[Records from a collection of figures]
## begin

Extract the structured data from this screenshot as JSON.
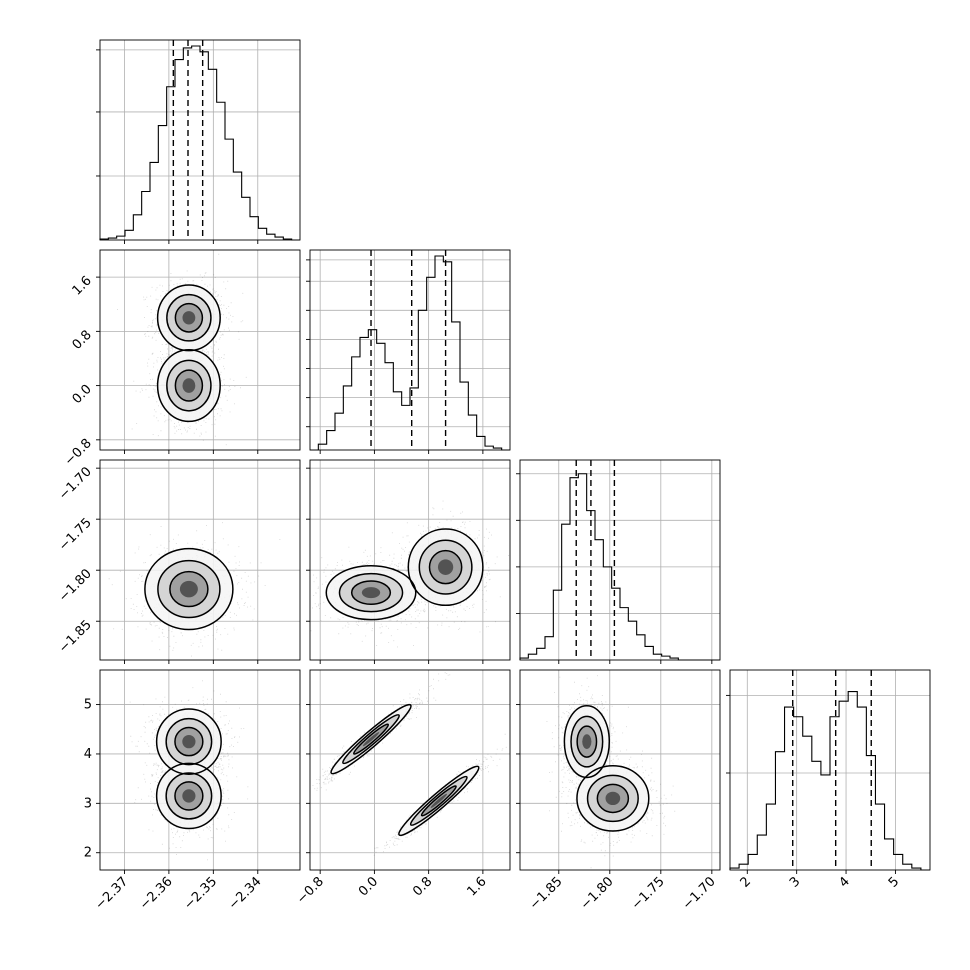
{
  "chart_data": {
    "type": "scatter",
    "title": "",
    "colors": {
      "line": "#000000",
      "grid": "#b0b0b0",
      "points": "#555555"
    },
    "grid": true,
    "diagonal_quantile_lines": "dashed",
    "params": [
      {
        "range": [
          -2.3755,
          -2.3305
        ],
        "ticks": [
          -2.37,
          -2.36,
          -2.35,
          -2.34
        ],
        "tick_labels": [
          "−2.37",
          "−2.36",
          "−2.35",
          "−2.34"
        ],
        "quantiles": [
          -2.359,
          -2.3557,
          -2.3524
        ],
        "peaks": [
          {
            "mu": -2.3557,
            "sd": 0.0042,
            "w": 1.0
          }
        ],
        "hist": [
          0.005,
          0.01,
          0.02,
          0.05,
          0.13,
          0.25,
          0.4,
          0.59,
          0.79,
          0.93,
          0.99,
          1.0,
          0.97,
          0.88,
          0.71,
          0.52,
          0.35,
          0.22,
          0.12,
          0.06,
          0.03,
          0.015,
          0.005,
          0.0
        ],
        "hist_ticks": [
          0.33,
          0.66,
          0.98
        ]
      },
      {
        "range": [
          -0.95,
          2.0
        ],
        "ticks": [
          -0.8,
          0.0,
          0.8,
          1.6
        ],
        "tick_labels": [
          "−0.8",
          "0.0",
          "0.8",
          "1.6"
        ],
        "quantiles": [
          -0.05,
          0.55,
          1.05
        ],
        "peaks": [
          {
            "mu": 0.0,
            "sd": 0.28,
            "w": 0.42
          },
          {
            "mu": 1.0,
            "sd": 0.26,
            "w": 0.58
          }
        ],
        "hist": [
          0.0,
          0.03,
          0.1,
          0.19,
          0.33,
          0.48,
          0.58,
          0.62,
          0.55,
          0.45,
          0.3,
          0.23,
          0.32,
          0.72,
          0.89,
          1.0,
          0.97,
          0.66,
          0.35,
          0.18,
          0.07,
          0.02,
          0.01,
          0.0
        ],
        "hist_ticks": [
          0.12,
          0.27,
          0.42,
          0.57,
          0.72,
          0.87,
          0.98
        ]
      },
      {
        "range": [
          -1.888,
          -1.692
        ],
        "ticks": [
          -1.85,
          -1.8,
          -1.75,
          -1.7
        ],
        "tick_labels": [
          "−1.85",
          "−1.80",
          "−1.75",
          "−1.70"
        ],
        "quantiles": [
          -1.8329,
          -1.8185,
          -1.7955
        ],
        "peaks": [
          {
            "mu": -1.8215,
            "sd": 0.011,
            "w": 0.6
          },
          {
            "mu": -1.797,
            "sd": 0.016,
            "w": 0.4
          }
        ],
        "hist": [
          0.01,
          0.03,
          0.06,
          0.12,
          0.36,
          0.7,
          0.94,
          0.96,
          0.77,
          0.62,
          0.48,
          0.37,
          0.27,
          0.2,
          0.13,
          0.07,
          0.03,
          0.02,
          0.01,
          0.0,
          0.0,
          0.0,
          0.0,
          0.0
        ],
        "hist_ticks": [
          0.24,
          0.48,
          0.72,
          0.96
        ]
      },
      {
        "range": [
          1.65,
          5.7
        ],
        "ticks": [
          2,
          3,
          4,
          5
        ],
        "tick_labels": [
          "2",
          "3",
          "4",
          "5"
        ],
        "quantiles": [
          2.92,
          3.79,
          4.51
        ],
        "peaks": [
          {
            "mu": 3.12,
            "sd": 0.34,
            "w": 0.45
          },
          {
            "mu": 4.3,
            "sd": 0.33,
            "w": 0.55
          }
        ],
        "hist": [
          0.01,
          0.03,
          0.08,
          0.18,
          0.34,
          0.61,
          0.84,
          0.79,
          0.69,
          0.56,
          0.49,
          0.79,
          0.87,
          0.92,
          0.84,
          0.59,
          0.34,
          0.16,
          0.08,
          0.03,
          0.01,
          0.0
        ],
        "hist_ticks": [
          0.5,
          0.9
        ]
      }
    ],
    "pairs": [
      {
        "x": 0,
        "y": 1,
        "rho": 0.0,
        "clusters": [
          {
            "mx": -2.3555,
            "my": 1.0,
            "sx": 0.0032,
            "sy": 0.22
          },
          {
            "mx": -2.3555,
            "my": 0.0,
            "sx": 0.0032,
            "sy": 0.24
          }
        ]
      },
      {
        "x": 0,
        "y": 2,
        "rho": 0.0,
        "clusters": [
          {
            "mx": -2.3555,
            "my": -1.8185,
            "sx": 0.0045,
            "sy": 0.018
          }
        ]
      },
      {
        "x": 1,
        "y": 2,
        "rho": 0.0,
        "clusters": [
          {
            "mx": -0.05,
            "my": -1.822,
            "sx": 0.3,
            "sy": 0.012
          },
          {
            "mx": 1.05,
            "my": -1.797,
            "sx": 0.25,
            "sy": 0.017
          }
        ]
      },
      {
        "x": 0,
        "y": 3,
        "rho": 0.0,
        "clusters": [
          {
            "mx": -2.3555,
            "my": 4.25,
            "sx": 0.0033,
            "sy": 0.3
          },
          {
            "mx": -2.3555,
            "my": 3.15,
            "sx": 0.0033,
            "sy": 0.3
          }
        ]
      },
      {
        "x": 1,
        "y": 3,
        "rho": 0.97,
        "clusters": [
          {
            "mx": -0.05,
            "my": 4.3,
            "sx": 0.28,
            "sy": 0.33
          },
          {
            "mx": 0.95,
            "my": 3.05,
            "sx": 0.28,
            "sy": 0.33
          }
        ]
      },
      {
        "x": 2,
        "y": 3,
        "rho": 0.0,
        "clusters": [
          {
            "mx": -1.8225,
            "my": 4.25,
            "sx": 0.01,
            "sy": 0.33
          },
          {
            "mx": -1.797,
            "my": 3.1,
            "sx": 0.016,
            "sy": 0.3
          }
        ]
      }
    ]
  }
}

## end

> [Directions for this task]:
Using the material above, retype each entry exactly and omit the pictures.

> [Written solution]:
Extract the structured data from this screenshot as JSON.
{
  "chart_data": {
    "type": "scatter",
    "title": "",
    "colors": {
      "line": "#000000",
      "grid": "#b0b0b0",
      "points": "#555555"
    },
    "grid": true,
    "diagonal_quantile_lines": "dashed",
    "params": [
      {
        "range": [
          -2.3755,
          -2.3305
        ],
        "ticks": [
          -2.37,
          -2.36,
          -2.35,
          -2.34
        ],
        "tick_labels": [
          "−2.37",
          "−2.36",
          "−2.35",
          "−2.34"
        ],
        "quantiles": [
          -2.359,
          -2.3557,
          -2.3524
        ],
        "peaks": [
          {
            "mu": -2.3557,
            "sd": 0.0042,
            "w": 1.0
          }
        ],
        "hist": [
          0.005,
          0.01,
          0.02,
          0.05,
          0.13,
          0.25,
          0.4,
          0.59,
          0.79,
          0.93,
          0.99,
          1.0,
          0.97,
          0.88,
          0.71,
          0.52,
          0.35,
          0.22,
          0.12,
          0.06,
          0.03,
          0.015,
          0.005,
          0.0
        ],
        "hist_ticks": [
          0.33,
          0.66,
          0.98
        ]
      },
      {
        "range": [
          -0.95,
          2.0
        ],
        "ticks": [
          -0.8,
          0.0,
          0.8,
          1.6
        ],
        "tick_labels": [
          "−0.8",
          "0.0",
          "0.8",
          "1.6"
        ],
        "quantiles": [
          -0.05,
          0.55,
          1.05
        ],
        "peaks": [
          {
            "mu": 0.0,
            "sd": 0.28,
            "w": 0.42
          },
          {
            "mu": 1.0,
            "sd": 0.26,
            "w": 0.58
          }
        ],
        "hist": [
          0.0,
          0.03,
          0.1,
          0.19,
          0.33,
          0.48,
          0.58,
          0.62,
          0.55,
          0.45,
          0.3,
          0.23,
          0.32,
          0.72,
          0.89,
          1.0,
          0.97,
          0.66,
          0.35,
          0.18,
          0.07,
          0.02,
          0.01,
          0.0
        ],
        "hist_ticks": [
          0.12,
          0.27,
          0.42,
          0.57,
          0.72,
          0.87,
          0.98
        ]
      },
      {
        "range": [
          -1.888,
          -1.692
        ],
        "ticks": [
          -1.85,
          -1.8,
          -1.75,
          -1.7
        ],
        "tick_labels": [
          "−1.85",
          "−1.80",
          "−1.75",
          "−1.70"
        ],
        "quantiles": [
          -1.8329,
          -1.8185,
          -1.7955
        ],
        "peaks": [
          {
            "mu": -1.8215,
            "sd": 0.011,
            "w": 0.6
          },
          {
            "mu": -1.797,
            "sd": 0.016,
            "w": 0.4
          }
        ],
        "hist": [
          0.01,
          0.03,
          0.06,
          0.12,
          0.36,
          0.7,
          0.94,
          0.96,
          0.77,
          0.62,
          0.48,
          0.37,
          0.27,
          0.2,
          0.13,
          0.07,
          0.03,
          0.02,
          0.01,
          0.0,
          0.0,
          0.0,
          0.0,
          0.0
        ],
        "hist_ticks": [
          0.24,
          0.48,
          0.72,
          0.96
        ]
      },
      {
        "range": [
          1.65,
          5.7
        ],
        "ticks": [
          2,
          3,
          4,
          5
        ],
        "tick_labels": [
          "2",
          "3",
          "4",
          "5"
        ],
        "quantiles": [
          2.92,
          3.79,
          4.51
        ],
        "peaks": [
          {
            "mu": 3.12,
            "sd": 0.34,
            "w": 0.45
          },
          {
            "mu": 4.3,
            "sd": 0.33,
            "w": 0.55
          }
        ],
        "hist": [
          0.01,
          0.03,
          0.08,
          0.18,
          0.34,
          0.61,
          0.84,
          0.79,
          0.69,
          0.56,
          0.49,
          0.79,
          0.87,
          0.92,
          0.84,
          0.59,
          0.34,
          0.16,
          0.08,
          0.03,
          0.01,
          0.0
        ],
        "hist_ticks": [
          0.5,
          0.9
        ]
      }
    ],
    "pairs": [
      {
        "x": 0,
        "y": 1,
        "rho": 0.0,
        "clusters": [
          {
            "mx": -2.3555,
            "my": 1.0,
            "sx": 0.0032,
            "sy": 0.22
          },
          {
            "mx": -2.3555,
            "my": 0.0,
            "sx": 0.0032,
            "sy": 0.24
          }
        ]
      },
      {
        "x": 0,
        "y": 2,
        "rho": 0.0,
        "clusters": [
          {
            "mx": -2.3555,
            "my": -1.8185,
            "sx": 0.0045,
            "sy": 0.018
          }
        ]
      },
      {
        "x": 1,
        "y": 2,
        "rho": 0.0,
        "clusters": [
          {
            "mx": -0.05,
            "my": -1.822,
            "sx": 0.3,
            "sy": 0.012
          },
          {
            "mx": 1.05,
            "my": -1.797,
            "sx": 0.25,
            "sy": 0.017
          }
        ]
      },
      {
        "x": 0,
        "y": 3,
        "rho": 0.0,
        "clusters": [
          {
            "mx": -2.3555,
            "my": 4.25,
            "sx": 0.0033,
            "sy": 0.3
          },
          {
            "mx": -2.3555,
            "my": 3.15,
            "sx": 0.0033,
            "sy": 0.3
          }
        ]
      },
      {
        "x": 1,
        "y": 3,
        "rho": 0.97,
        "clusters": [
          {
            "mx": -0.05,
            "my": 4.3,
            "sx": 0.28,
            "sy": 0.33
          },
          {
            "mx": 0.95,
            "my": 3.05,
            "sx": 0.28,
            "sy": 0.33
          }
        ]
      },
      {
        "x": 2,
        "y": 3,
        "rho": 0.0,
        "clusters": [
          {
            "mx": -1.8225,
            "my": 4.25,
            "sx": 0.01,
            "sy": 0.33
          },
          {
            "mx": -1.797,
            "my": 3.1,
            "sx": 0.016,
            "sy": 0.3
          }
        ]
      }
    ]
  }
}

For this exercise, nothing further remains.